**Exercise**. All material below is to be reproduced exactly.

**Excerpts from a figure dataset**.
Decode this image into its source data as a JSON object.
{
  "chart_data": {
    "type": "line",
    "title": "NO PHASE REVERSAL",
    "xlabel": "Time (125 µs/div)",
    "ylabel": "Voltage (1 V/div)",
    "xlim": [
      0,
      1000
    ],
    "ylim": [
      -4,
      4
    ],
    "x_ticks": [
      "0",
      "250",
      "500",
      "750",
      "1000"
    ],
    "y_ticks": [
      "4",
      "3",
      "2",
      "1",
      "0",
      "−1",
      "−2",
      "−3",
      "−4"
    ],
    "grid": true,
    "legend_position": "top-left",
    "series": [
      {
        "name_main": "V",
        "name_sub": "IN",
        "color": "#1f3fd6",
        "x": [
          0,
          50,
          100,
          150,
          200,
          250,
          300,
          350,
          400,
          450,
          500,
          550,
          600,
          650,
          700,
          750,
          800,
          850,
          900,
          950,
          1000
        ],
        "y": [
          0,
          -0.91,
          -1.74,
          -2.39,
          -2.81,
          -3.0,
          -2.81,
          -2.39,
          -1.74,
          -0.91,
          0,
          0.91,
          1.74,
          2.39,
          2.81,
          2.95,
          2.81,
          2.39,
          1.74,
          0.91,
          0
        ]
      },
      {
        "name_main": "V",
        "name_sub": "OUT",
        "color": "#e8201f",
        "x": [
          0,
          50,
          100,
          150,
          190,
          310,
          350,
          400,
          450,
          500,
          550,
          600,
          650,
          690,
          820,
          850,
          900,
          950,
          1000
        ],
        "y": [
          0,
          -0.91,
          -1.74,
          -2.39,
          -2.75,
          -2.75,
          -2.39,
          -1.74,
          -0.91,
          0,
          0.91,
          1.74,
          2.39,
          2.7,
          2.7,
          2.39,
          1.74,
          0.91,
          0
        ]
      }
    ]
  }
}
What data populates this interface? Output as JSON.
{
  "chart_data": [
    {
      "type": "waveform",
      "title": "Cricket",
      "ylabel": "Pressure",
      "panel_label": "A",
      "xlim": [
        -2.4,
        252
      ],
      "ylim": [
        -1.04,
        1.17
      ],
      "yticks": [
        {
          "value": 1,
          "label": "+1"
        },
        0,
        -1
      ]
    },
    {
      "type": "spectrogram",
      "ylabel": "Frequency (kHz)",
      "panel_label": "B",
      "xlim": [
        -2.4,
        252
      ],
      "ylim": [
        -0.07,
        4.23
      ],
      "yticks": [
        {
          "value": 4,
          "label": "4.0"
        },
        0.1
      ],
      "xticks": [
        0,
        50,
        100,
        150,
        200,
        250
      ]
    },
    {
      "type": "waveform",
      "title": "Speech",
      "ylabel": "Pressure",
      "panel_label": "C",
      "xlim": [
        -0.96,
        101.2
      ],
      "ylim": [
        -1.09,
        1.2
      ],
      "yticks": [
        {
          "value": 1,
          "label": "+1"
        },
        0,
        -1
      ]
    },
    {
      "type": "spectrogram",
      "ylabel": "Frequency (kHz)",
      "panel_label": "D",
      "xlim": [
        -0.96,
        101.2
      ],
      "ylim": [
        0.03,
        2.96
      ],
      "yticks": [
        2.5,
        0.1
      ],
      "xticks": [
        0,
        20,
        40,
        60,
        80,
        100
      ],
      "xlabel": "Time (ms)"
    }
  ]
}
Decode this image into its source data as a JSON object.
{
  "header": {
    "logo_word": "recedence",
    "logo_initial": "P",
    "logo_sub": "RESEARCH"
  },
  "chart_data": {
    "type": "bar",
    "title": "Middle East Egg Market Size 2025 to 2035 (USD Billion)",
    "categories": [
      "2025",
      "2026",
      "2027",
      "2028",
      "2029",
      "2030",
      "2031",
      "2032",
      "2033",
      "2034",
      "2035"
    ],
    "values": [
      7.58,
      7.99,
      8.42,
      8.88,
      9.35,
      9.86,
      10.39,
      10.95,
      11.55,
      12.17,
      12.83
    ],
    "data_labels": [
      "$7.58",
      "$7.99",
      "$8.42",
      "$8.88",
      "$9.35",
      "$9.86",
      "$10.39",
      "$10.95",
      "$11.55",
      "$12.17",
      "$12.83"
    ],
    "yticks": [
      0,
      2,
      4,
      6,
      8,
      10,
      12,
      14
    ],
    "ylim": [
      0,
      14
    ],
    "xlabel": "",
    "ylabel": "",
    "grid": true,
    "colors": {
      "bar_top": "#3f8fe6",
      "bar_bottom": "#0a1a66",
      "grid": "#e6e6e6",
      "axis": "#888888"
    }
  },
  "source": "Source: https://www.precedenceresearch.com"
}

**Problem solution**.
Decode this image into its source data as a JSON object.
{
  "chart_data": {
    "type": "line",
    "title": "NO PHASE REVERSAL",
    "xlabel": "Time (125 µs/div)",
    "ylabel": "Voltage (1 V/div)",
    "xlim": [
      0,
      1000
    ],
    "ylim": [
      -4,
      4
    ],
    "x_ticks": [
      "0",
      "250",
      "500",
      "750",
      "1000"
    ],
    "y_ticks": [
      "4",
      "3",
      "2",
      "1",
      "0",
      "−1",
      "−2",
      "−3",
      "−4"
    ],
    "grid": true,
    "legend_position": "top-left",
    "series": [
      {
        "name_main": "V",
        "name_sub": "IN",
        "color": "#1f3fd6",
        "x": [
          0,
          50,
          100,
          150,
          200,
          250,
          300,
          350,
          400,
          450,
          500,
          550,
          600,
          650,
          700,
          750,
          800,
          850,
          900,
          950,
          1000
        ],
        "y": [
          0,
          -0.91,
          -1.74,
          -2.39,
          -2.81,
          -3.0,
          -2.81,
          -2.39,
          -1.74,
          -0.91,
          0,
          0.91,
          1.74,
          2.39,
          2.81,
          2.95,
          2.81,
          2.39,
          1.74,
          0.91,
          0
        ]
      },
      {
        "name_main": "V",
        "name_sub": "OUT",
        "color": "#e8201f",
        "x": [
          0,
          50,
          100,
          150,
          190,
          310,
          350,
          400,
          450,
          500,
          550,
          600,
          650,
          690,
          820,
          850,
          900,
          950,
          1000
        ],
        "y": [
          0,
          -0.91,
          -1.74,
          -2.39,
          -2.75,
          -2.75,
          -2.39,
          -1.74,
          -0.91,
          0,
          0.91,
          1.74,
          2.39,
          2.7,
          2.7,
          2.39,
          1.74,
          0.91,
          0
        ]
      }
    ]
  }
}
What data populates this interface? Output as JSON.
{
  "chart_data": [
    {
      "type": "waveform",
      "title": "Cricket",
      "ylabel": "Pressure",
      "panel_label": "A",
      "xlim": [
        -2.4,
        252
      ],
      "ylim": [
        -1.04,
        1.17
      ],
      "yticks": [
        {
          "value": 1,
          "label": "+1"
        },
        0,
        -1
      ]
    },
    {
      "type": "spectrogram",
      "ylabel": "Frequency (kHz)",
      "panel_label": "B",
      "xlim": [
        -2.4,
        252
      ],
      "ylim": [
        -0.07,
        4.23
      ],
      "yticks": [
        {
          "value": 4,
          "label": "4.0"
        },
        0.1
      ],
      "xticks": [
        0,
        50,
        100,
        150,
        200,
        250
      ]
    },
    {
      "type": "waveform",
      "title": "Speech",
      "ylabel": "Pressure",
      "panel_label": "C",
      "xlim": [
        -0.96,
        101.2
      ],
      "ylim": [
        -1.09,
        1.2
      ],
      "yticks": [
        {
          "value": 1,
          "label": "+1"
        },
        0,
        -1
      ]
    },
    {
      "type": "spectrogram",
      "ylabel": "Frequency (kHz)",
      "panel_label": "D",
      "xlim": [
        -0.96,
        101.2
      ],
      "ylim": [
        0.03,
        2.96
      ],
      "yticks": [
        2.5,
        0.1
      ],
      "xticks": [
        0,
        20,
        40,
        60,
        80,
        100
      ],
      "xlabel": "Time (ms)"
    }
  ]
}
Decode this image into its source data as a JSON object.
{
  "header": {
    "logo_word": "recedence",
    "logo_initial": "P",
    "logo_sub": "RESEARCH"
  },
  "chart_data": {
    "type": "bar",
    "title": "Middle East Egg Market Size 2025 to 2035 (USD Billion)",
    "categories": [
      "2025",
      "2026",
      "2027",
      "2028",
      "2029",
      "2030",
      "2031",
      "2032",
      "2033",
      "2034",
      "2035"
    ],
    "values": [
      7.58,
      7.99,
      8.42,
      8.88,
      9.35,
      9.86,
      10.39,
      10.95,
      11.55,
      12.17,
      12.83
    ],
    "data_labels": [
      "$7.58",
      "$7.99",
      "$8.42",
      "$8.88",
      "$9.35",
      "$9.86",
      "$10.39",
      "$10.95",
      "$11.55",
      "$12.17",
      "$12.83"
    ],
    "yticks": [
      0,
      2,
      4,
      6,
      8,
      10,
      12,
      14
    ],
    "ylim": [
      0,
      14
    ],
    "xlabel": "",
    "ylabel": "",
    "grid": true,
    "colors": {
      "bar_top": "#3f8fe6",
      "bar_bottom": "#0a1a66",
      "grid": "#e6e6e6",
      "axis": "#888888"
    }
  },
  "source": "Source: https://www.precedenceresearch.com"
}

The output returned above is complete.